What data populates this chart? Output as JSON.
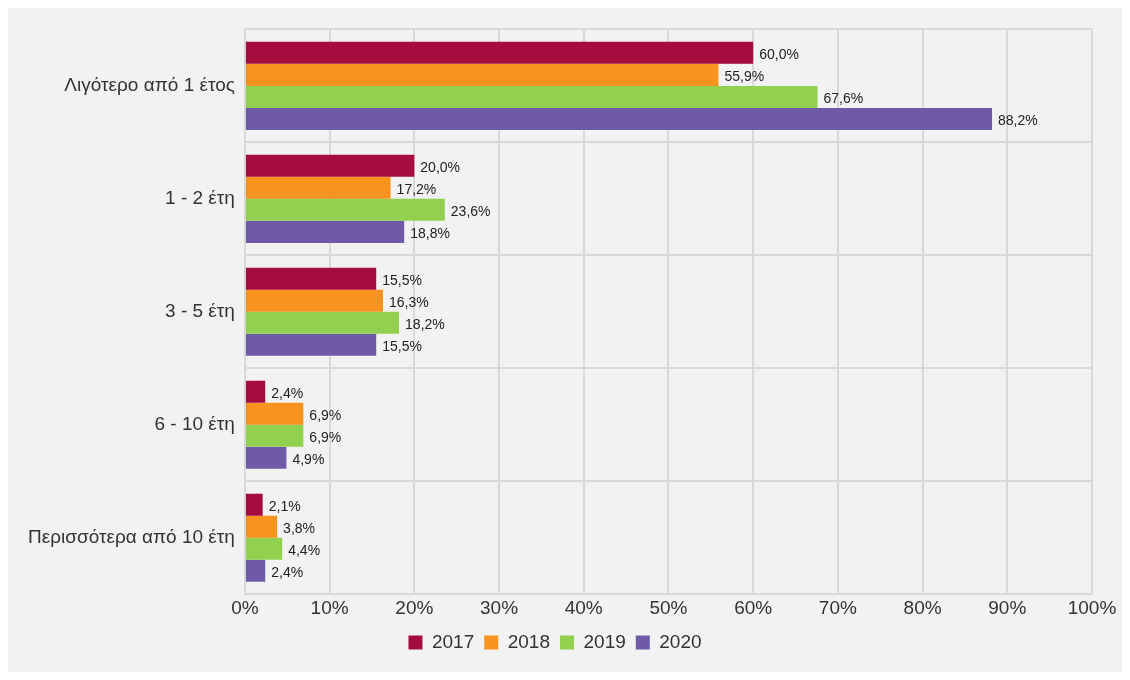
{
  "chart_data": {
    "type": "bar",
    "orientation": "horizontal",
    "categories": [
      "Λιγότερο από 1 έτος",
      "1 - 2 έτη",
      "3 - 5 έτη",
      "6 - 10 έτη",
      "Περισσότερα από 10 έτη"
    ],
    "series": [
      {
        "name": "2017",
        "color": "#a50d3f",
        "values": [
          60.0,
          20.0,
          15.5,
          2.4,
          2.1
        ],
        "value_labels": [
          "60,0%",
          "20,0%",
          "15,5%",
          "2,4%",
          "2,1%"
        ]
      },
      {
        "name": "2018",
        "color": "#f7931e",
        "values": [
          55.9,
          17.2,
          16.3,
          6.9,
          3.8
        ],
        "value_labels": [
          "55,9%",
          "17,2%",
          "16,3%",
          "6,9%",
          "3,8%"
        ]
      },
      {
        "name": "2019",
        "color": "#92d050",
        "values": [
          67.6,
          23.6,
          18.2,
          6.9,
          4.4
        ],
        "value_labels": [
          "67,6%",
          "23,6%",
          "18,2%",
          "6,9%",
          "4,4%"
        ]
      },
      {
        "name": "2020",
        "color": "#6f5aa7",
        "values": [
          88.2,
          18.8,
          15.5,
          4.9,
          2.4
        ],
        "value_labels": [
          "88,2%",
          "18,8%",
          "15,5%",
          "4,9%",
          "2,4%"
        ]
      }
    ],
    "xlim": [
      0,
      100
    ],
    "xticks": [
      {
        "value": 0,
        "label": "0%"
      },
      {
        "value": 10,
        "label": "10%"
      },
      {
        "value": 20,
        "label": "20%"
      },
      {
        "value": 30,
        "label": "30%"
      },
      {
        "value": 40,
        "label": "40%"
      },
      {
        "value": 50,
        "label": "50%"
      },
      {
        "value": 60,
        "label": "60%"
      },
      {
        "value": 70,
        "label": "70%"
      },
      {
        "value": 80,
        "label": "80%"
      },
      {
        "value": 90,
        "label": "90%"
      },
      {
        "value": 100,
        "label": "100%"
      }
    ],
    "grid": true,
    "legend": "bottom"
  }
}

————————

Extract the entries in full, exactly as they are, minus the pictures.

What data populates this chart? Output as JSON.
{
  "chart_data": {
    "type": "bar",
    "orientation": "horizontal",
    "categories": [
      "Λιγότερο από 1 έτος",
      "1 - 2 έτη",
      "3 - 5 έτη",
      "6 - 10 έτη",
      "Περισσότερα από 10 έτη"
    ],
    "series": [
      {
        "name": "2017",
        "color": "#a50d3f",
        "values": [
          60.0,
          20.0,
          15.5,
          2.4,
          2.1
        ],
        "value_labels": [
          "60,0%",
          "20,0%",
          "15,5%",
          "2,4%",
          "2,1%"
        ]
      },
      {
        "name": "2018",
        "color": "#f7931e",
        "values": [
          55.9,
          17.2,
          16.3,
          6.9,
          3.8
        ],
        "value_labels": [
          "55,9%",
          "17,2%",
          "16,3%",
          "6,9%",
          "3,8%"
        ]
      },
      {
        "name": "2019",
        "color": "#92d050",
        "values": [
          67.6,
          23.6,
          18.2,
          6.9,
          4.4
        ],
        "value_labels": [
          "67,6%",
          "23,6%",
          "18,2%",
          "6,9%",
          "4,4%"
        ]
      },
      {
        "name": "2020",
        "color": "#6f5aa7",
        "values": [
          88.2,
          18.8,
          15.5,
          4.9,
          2.4
        ],
        "value_labels": [
          "88,2%",
          "18,8%",
          "15,5%",
          "4,9%",
          "2,4%"
        ]
      }
    ],
    "xlim": [
      0,
      100
    ],
    "xticks": [
      {
        "value": 0,
        "label": "0%"
      },
      {
        "value": 10,
        "label": "10%"
      },
      {
        "value": 20,
        "label": "20%"
      },
      {
        "value": 30,
        "label": "30%"
      },
      {
        "value": 40,
        "label": "40%"
      },
      {
        "value": 50,
        "label": "50%"
      },
      {
        "value": 60,
        "label": "60%"
      },
      {
        "value": 70,
        "label": "70%"
      },
      {
        "value": 80,
        "label": "80%"
      },
      {
        "value": 90,
        "label": "90%"
      },
      {
        "value": 100,
        "label": "100%"
      }
    ],
    "grid": true,
    "legend": "bottom"
  }
}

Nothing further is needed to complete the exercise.